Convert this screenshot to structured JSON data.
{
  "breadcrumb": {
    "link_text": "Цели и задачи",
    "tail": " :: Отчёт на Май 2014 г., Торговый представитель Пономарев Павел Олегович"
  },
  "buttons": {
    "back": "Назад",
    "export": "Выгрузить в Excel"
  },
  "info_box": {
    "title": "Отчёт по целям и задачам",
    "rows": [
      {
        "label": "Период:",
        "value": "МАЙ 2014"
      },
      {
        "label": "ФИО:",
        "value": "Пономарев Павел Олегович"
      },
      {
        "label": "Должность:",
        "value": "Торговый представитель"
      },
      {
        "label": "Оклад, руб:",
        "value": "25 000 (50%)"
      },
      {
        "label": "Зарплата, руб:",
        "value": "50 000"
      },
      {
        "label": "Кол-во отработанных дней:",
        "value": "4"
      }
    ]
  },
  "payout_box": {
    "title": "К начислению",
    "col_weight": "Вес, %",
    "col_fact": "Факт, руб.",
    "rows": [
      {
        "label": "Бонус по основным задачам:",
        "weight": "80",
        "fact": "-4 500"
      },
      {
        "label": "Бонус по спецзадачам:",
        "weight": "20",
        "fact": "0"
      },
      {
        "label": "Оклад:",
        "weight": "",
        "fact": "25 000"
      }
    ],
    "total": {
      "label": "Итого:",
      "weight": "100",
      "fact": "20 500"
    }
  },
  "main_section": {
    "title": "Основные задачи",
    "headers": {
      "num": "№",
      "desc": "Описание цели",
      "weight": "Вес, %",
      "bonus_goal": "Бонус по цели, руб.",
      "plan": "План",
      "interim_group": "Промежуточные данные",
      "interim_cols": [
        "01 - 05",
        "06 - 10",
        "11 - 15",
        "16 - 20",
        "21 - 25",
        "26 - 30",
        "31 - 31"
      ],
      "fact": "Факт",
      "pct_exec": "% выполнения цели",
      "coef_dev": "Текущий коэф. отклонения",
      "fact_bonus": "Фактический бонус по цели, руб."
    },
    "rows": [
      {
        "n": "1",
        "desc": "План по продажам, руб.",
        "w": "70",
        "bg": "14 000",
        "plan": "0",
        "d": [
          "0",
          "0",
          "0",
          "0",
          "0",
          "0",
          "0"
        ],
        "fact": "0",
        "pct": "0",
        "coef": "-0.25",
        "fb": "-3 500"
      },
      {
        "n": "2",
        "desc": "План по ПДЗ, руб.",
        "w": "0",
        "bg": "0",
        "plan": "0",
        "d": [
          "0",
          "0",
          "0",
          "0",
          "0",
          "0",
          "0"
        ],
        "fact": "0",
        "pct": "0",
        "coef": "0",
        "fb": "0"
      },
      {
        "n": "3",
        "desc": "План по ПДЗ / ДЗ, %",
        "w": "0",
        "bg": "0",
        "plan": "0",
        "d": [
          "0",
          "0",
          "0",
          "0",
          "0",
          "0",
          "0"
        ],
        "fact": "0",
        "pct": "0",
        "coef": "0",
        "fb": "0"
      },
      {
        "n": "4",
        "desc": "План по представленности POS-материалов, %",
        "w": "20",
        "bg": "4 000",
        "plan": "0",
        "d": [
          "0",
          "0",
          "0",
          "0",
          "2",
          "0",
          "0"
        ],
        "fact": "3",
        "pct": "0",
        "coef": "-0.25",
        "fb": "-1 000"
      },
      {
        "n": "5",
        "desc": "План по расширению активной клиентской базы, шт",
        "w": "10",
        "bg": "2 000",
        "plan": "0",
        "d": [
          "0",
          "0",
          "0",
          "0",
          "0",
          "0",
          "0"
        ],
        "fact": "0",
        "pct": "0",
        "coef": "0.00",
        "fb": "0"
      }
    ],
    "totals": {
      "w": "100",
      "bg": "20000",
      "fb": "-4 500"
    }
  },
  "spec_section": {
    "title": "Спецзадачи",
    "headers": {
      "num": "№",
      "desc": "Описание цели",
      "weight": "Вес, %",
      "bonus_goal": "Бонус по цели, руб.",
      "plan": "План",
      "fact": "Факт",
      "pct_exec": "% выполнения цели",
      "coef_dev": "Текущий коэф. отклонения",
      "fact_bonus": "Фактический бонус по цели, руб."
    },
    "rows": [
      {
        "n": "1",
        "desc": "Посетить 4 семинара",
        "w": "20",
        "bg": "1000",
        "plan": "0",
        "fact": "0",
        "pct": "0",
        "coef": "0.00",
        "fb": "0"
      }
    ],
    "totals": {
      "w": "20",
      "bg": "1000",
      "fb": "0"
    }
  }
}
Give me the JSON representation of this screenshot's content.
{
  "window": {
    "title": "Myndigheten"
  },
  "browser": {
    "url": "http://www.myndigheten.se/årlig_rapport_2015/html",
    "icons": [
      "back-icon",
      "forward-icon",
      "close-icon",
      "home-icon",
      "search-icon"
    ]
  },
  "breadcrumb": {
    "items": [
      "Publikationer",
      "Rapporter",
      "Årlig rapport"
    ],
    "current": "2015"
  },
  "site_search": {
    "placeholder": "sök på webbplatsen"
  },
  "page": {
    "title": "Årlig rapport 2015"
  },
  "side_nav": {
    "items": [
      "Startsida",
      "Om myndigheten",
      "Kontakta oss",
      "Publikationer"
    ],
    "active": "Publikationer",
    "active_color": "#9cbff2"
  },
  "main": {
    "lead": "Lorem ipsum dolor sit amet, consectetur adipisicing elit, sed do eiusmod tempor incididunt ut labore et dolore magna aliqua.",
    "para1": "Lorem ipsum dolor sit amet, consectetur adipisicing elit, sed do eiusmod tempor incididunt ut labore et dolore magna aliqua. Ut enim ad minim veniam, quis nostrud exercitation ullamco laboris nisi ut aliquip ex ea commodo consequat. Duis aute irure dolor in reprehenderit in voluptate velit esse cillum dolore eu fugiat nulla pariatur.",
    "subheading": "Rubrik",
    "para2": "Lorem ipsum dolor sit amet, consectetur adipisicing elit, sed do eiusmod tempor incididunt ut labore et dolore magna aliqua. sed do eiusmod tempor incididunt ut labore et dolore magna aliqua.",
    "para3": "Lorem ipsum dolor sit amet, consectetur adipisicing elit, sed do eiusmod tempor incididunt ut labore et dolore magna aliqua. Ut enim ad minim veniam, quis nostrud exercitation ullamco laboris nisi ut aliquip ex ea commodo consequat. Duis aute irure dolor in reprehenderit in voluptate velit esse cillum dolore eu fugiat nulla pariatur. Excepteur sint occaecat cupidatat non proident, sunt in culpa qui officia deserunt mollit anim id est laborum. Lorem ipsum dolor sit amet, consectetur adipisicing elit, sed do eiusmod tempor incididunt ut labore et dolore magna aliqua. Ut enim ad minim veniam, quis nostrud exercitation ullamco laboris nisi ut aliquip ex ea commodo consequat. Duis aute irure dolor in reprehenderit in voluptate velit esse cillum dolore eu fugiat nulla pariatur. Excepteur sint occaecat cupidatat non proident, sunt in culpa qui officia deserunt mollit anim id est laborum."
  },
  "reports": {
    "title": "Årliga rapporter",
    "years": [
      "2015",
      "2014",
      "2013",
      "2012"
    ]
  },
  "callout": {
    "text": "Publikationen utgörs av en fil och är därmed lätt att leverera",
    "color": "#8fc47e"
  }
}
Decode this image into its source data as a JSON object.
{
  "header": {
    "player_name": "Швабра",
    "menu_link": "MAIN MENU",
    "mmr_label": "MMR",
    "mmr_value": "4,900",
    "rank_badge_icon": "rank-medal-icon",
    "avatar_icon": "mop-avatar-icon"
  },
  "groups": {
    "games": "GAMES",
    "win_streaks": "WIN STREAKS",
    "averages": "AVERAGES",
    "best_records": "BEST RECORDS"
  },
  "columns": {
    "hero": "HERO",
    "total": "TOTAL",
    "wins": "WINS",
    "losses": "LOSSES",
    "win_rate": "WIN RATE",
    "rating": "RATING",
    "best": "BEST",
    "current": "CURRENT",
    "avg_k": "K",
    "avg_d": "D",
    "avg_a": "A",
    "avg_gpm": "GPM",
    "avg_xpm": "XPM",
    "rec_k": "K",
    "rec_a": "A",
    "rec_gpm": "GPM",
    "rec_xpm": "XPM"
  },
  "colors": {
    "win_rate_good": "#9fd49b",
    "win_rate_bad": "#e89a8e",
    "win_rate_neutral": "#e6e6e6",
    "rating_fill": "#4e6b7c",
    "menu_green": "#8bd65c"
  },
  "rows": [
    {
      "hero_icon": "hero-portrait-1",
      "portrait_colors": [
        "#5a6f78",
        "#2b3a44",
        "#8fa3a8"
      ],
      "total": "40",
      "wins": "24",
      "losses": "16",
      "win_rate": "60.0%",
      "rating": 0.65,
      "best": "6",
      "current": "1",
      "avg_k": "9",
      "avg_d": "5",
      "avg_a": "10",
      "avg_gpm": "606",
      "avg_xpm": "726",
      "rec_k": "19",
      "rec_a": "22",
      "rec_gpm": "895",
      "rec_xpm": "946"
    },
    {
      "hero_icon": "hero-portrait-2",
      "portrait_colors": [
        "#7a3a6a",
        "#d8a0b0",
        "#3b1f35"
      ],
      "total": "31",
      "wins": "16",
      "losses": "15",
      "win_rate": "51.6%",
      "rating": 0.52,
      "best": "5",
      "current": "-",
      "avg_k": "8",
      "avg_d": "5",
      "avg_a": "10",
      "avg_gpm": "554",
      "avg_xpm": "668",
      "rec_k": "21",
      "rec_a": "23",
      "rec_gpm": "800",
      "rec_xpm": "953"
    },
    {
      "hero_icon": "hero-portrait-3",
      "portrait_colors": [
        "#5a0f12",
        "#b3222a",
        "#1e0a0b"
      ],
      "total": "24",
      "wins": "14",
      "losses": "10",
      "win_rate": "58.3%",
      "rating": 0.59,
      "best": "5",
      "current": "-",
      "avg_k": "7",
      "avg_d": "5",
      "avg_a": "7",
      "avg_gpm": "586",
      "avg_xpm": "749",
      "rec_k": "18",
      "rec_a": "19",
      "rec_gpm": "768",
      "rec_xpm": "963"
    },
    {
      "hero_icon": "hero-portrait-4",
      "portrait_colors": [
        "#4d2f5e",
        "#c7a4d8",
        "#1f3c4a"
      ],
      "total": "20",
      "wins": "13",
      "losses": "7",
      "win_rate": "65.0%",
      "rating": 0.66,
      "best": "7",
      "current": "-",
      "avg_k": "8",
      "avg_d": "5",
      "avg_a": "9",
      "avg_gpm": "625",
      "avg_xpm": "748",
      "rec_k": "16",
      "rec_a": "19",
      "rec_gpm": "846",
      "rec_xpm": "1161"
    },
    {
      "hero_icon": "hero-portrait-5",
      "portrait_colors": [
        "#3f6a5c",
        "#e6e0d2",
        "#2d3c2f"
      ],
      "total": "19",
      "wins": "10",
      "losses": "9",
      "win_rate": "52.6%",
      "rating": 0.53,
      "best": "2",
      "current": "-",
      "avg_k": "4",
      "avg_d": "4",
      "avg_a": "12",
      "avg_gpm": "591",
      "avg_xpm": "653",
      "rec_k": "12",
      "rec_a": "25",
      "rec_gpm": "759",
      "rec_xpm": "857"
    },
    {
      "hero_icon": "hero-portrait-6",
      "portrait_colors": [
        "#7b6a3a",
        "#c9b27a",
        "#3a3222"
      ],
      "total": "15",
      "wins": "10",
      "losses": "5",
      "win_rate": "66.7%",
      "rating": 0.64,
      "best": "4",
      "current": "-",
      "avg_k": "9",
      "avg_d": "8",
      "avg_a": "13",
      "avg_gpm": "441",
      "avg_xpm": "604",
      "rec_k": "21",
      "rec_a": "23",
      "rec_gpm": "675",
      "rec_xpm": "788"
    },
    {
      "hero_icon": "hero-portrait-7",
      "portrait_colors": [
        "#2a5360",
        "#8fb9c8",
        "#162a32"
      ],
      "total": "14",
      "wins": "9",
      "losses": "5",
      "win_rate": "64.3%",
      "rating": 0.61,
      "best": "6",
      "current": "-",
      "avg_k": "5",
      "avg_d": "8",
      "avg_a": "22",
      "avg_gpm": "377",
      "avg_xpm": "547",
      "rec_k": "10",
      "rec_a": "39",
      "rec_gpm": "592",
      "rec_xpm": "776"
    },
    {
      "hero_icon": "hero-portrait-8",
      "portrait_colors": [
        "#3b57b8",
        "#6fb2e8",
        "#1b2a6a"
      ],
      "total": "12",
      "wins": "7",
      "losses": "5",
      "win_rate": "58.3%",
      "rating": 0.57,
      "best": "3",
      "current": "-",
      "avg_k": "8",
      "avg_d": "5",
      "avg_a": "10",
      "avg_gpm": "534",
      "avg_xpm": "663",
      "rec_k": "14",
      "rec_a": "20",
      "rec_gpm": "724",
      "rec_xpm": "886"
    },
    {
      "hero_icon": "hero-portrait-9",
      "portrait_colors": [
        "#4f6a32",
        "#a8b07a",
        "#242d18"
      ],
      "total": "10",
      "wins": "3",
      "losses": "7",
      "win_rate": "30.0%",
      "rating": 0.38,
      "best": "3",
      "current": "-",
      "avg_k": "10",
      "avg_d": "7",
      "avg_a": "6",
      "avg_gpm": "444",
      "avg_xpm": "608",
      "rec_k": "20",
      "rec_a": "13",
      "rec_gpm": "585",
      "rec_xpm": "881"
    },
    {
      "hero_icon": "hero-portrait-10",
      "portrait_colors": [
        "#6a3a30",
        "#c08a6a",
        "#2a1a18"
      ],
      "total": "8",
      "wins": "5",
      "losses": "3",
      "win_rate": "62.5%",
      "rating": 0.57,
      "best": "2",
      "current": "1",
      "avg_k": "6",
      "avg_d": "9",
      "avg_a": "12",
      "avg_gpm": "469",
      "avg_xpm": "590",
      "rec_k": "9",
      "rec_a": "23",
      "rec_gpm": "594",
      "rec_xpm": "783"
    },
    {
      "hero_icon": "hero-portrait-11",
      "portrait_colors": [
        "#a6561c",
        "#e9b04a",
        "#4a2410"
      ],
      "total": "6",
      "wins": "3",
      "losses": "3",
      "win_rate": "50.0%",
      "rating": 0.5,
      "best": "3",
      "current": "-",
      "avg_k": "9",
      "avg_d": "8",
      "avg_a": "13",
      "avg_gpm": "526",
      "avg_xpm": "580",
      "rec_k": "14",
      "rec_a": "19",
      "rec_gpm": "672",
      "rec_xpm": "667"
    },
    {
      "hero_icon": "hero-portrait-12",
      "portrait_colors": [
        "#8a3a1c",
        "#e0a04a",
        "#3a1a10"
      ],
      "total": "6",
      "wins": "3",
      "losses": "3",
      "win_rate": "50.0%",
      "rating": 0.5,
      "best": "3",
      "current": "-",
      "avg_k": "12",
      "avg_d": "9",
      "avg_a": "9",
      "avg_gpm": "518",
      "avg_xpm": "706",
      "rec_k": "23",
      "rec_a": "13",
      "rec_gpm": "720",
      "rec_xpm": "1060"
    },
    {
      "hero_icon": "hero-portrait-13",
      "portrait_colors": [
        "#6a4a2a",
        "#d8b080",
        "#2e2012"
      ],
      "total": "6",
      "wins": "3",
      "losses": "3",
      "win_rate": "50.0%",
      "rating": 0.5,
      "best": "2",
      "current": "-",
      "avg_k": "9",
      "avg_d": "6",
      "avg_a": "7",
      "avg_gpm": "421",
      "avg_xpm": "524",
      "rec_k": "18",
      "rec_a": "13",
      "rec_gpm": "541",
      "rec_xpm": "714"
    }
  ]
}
○ ○ ○ ○
Of all the lines in the data above, state how many include "voluptate". Say only the number.

### Written solution
2